*** Input for this task

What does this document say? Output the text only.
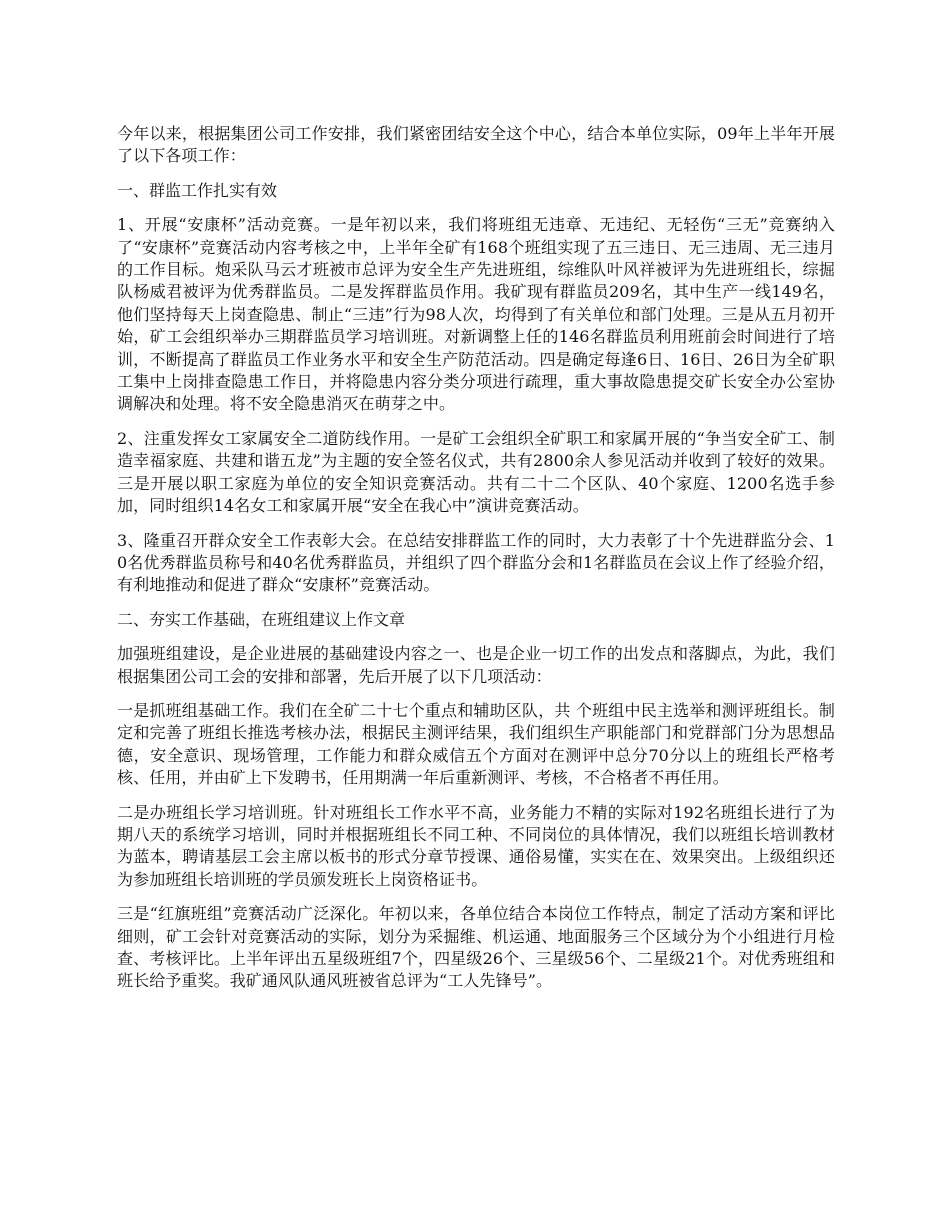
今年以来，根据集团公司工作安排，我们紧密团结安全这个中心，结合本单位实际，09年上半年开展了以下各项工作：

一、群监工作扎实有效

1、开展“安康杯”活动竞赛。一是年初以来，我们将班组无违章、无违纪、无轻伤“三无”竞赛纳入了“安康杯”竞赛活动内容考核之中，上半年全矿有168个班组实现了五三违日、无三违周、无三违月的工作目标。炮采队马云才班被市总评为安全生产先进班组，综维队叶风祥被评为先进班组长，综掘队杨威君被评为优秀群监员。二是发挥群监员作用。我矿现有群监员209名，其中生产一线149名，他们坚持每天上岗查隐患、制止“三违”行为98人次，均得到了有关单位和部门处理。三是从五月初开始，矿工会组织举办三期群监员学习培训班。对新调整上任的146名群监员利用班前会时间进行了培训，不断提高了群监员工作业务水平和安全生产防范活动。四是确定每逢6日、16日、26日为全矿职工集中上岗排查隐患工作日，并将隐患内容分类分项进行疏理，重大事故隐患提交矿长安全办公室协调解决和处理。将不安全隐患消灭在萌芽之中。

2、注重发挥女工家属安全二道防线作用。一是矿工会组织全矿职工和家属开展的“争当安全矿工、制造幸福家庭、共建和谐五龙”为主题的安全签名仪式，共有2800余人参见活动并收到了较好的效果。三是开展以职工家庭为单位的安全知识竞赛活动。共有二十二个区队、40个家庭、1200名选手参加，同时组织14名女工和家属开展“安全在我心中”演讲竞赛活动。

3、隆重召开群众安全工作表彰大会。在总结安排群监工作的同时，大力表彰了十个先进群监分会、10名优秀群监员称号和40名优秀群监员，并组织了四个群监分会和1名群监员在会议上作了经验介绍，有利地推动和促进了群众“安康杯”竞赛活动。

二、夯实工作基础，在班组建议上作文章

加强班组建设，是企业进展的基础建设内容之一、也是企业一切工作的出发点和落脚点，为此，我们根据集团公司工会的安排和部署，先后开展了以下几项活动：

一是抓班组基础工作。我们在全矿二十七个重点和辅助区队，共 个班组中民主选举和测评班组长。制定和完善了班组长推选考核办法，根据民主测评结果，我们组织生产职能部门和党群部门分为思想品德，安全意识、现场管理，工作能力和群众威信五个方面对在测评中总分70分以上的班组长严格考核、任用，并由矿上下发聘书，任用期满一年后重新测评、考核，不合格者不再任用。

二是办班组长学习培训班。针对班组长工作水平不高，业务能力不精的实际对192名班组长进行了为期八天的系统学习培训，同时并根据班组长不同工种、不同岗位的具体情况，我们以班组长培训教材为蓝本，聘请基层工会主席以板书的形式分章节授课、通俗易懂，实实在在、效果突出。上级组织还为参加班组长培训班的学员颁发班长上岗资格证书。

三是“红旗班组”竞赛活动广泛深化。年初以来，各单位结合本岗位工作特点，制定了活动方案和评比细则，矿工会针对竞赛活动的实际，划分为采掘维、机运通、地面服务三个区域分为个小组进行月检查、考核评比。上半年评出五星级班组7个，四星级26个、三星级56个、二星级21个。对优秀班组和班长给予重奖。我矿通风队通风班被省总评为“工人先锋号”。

******
*** Input for this task

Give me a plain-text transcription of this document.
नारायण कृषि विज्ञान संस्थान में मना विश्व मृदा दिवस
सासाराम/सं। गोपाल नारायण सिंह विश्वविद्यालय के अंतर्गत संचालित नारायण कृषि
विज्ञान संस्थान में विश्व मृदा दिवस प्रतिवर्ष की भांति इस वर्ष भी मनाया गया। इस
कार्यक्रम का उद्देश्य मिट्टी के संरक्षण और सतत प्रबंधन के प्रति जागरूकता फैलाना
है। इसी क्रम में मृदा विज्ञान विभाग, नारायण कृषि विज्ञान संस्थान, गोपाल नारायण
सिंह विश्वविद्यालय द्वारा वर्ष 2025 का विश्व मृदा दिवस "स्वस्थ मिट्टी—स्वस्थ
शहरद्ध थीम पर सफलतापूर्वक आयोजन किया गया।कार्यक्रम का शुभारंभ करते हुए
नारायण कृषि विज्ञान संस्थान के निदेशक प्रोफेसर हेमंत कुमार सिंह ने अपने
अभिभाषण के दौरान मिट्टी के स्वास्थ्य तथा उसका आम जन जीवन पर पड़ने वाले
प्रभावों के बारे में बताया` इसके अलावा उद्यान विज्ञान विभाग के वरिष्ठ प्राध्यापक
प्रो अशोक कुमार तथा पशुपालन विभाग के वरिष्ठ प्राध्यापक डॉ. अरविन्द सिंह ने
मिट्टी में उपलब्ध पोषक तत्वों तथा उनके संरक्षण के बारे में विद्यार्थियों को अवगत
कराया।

******

Directions: Of all the lines above, how many contain the word "text"? Give the number and nothing else.

Final result: 2